[Dataset records]
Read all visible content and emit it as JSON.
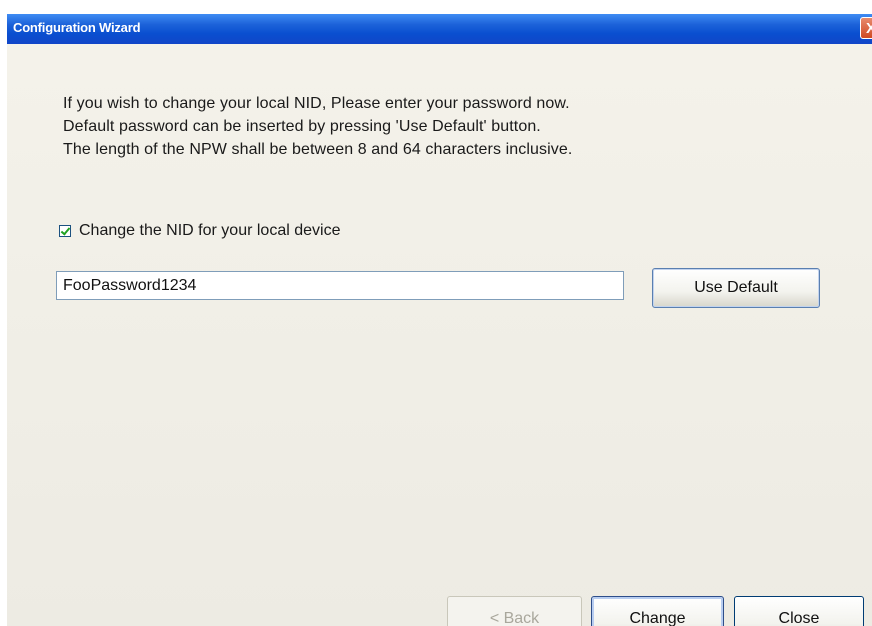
{
  "window": {
    "title": "Configuration Wizard",
    "close_glyph": "X"
  },
  "instructions": [
    "If you wish to change your local NID, Please enter your password now.",
    "Default password can be inserted by pressing 'Use Default' button.",
    "The length of the NPW shall be between 8 and 64 characters inclusive."
  ],
  "change_nid": {
    "label": "Change the NID for your local device",
    "checked": true
  },
  "password": {
    "value": "FooPassword1234"
  },
  "buttons": {
    "use_default": "Use Default",
    "back": "< Back",
    "change": "Change",
    "close": "Close"
  },
  "colors": {
    "titlebar": "#0a4fd0",
    "checkmark": "#21a121",
    "close_button": "#cf4a23"
  },
  "icons": {
    "close": "close-icon",
    "checkbox": "checkmark-icon"
  }
}
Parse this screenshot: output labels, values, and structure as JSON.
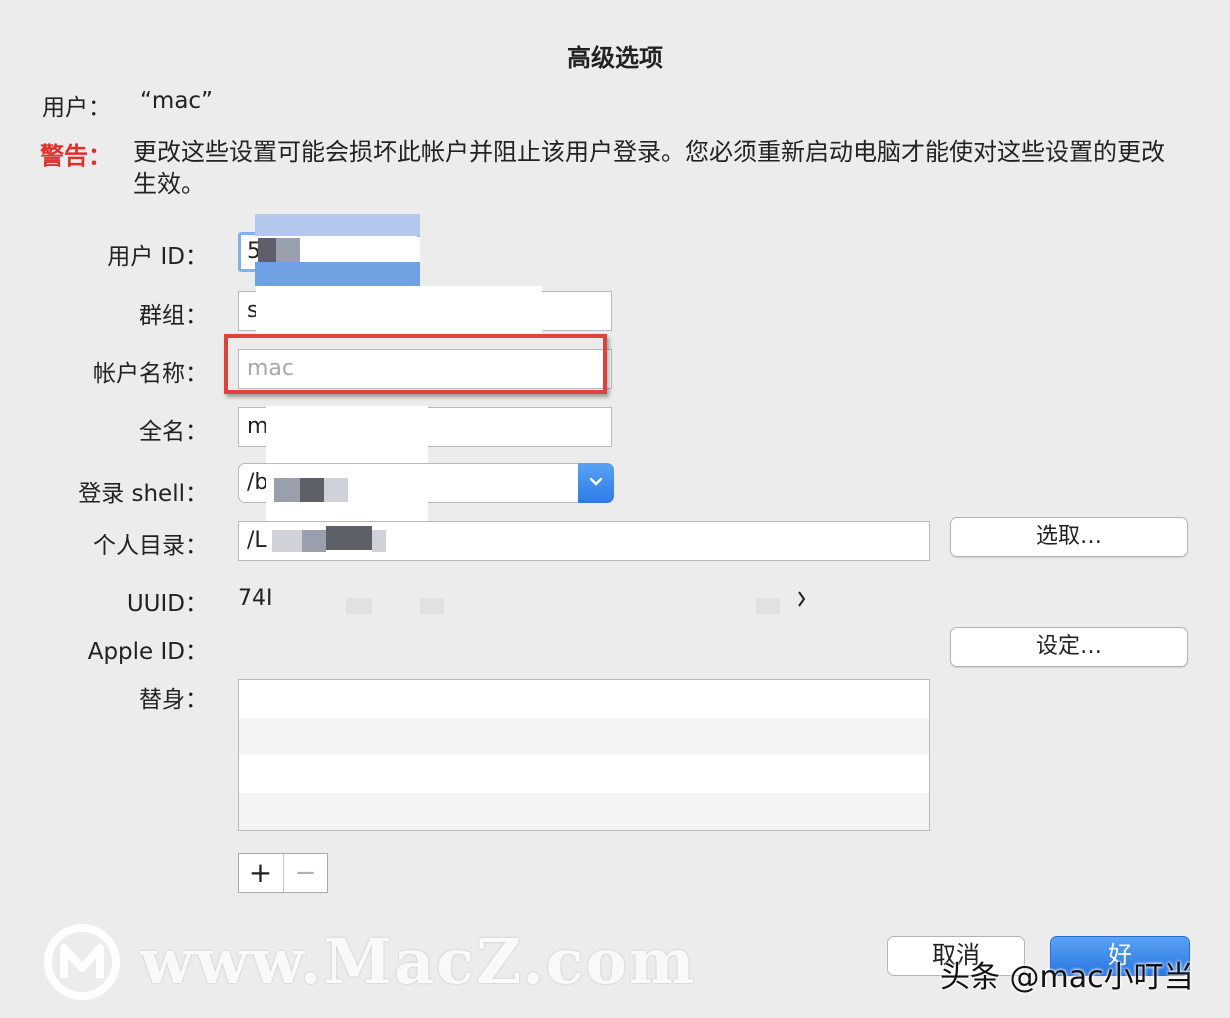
{
  "dialog": {
    "title": "高级选项",
    "user_label": "用户：",
    "user_value": "“mac”",
    "warning_label": "警告：",
    "warning_text": "更改这些设置可能会损坏此帐户并阻止该用户登录。您必须重新启动电脑才能使对这些设置的更改生效。"
  },
  "fields": {
    "user_id": {
      "label": "用户 ID：",
      "value": "5"
    },
    "group": {
      "label": "群组：",
      "value": "s"
    },
    "account_name": {
      "label": "帐户名称：",
      "placeholder": "mac"
    },
    "full_name": {
      "label": "全名：",
      "value": "m"
    },
    "login_shell": {
      "label": "登录 shell：",
      "value": "/b"
    },
    "home_dir": {
      "label": "个人目录：",
      "value": "/L"
    },
    "uuid": {
      "label": "UUID：",
      "value": "74I"
    },
    "apple_id": {
      "label": "Apple ID："
    },
    "aliases": {
      "label": "替身："
    }
  },
  "buttons": {
    "choose": "选取…",
    "set": "设定…",
    "add": "+",
    "remove": "−",
    "cancel": "取消",
    "ok": "好"
  },
  "watermark": {
    "site": "www.MacZ.com",
    "credit": "头条 @mac小叮当"
  },
  "colors": {
    "warning": "#e0302a",
    "highlight_box": "#e0413c",
    "accent": "#2d7be6"
  },
  "icons": {
    "popup": "chevron-down-icon",
    "logo": "macz-logo-icon"
  }
}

**What the exercise asks**
Reproduce the records verbatim, omitting all images they contain.

**Correct result**
Read all visible content and emit it as JSON.
{
  "window": {
    "title": "Configuration Wizard",
    "close_glyph": "X"
  },
  "instructions": [
    "If you wish to change your local NID, Please enter your password now.",
    "Default password can be inserted by pressing 'Use Default' button.",
    "The length of the NPW shall be between 8 and 64 characters inclusive."
  ],
  "change_nid": {
    "label": "Change the NID for your local device",
    "checked": true
  },
  "password": {
    "value": "FooPassword1234"
  },
  "buttons": {
    "use_default": "Use Default",
    "back": "< Back",
    "change": "Change",
    "close": "Close"
  },
  "colors": {
    "titlebar": "#0a4fd0",
    "checkmark": "#21a121",
    "close_button": "#cf4a23"
  },
  "icons": {
    "close": "close-icon",
    "checkbox": "checkmark-icon"
  }
}
Parse this screenshot: output labels, values, and structure as JSON.
{
  "dialog": {
    "title": "高级选项",
    "user_label": "用户：",
    "user_value": "“mac”",
    "warning_label": "警告：",
    "warning_text": "更改这些设置可能会损坏此帐户并阻止该用户登录。您必须重新启动电脑才能使对这些设置的更改生效。"
  },
  "fields": {
    "user_id": {
      "label": "用户 ID：",
      "value": "5"
    },
    "group": {
      "label": "群组：",
      "value": "s"
    },
    "account_name": {
      "label": "帐户名称：",
      "placeholder": "mac"
    },
    "full_name": {
      "label": "全名：",
      "value": "m"
    },
    "login_shell": {
      "label": "登录 shell：",
      "value": "/b"
    },
    "home_dir": {
      "label": "个人目录：",
      "value": "/L"
    },
    "uuid": {
      "label": "UUID：",
      "value": "74I"
    },
    "apple_id": {
      "label": "Apple ID："
    },
    "aliases": {
      "label": "替身："
    }
  },
  "buttons": {
    "choose": "选取…",
    "set": "设定…",
    "add": "+",
    "remove": "−",
    "cancel": "取消",
    "ok": "好"
  },
  "watermark": {
    "site": "www.MacZ.com",
    "credit": "头条 @mac小叮当"
  },
  "colors": {
    "warning": "#e0302a",
    "highlight_box": "#e0413c",
    "accent": "#2d7be6"
  },
  "icons": {
    "popup": "chevron-down-icon",
    "logo": "macz-logo-icon"
  }
}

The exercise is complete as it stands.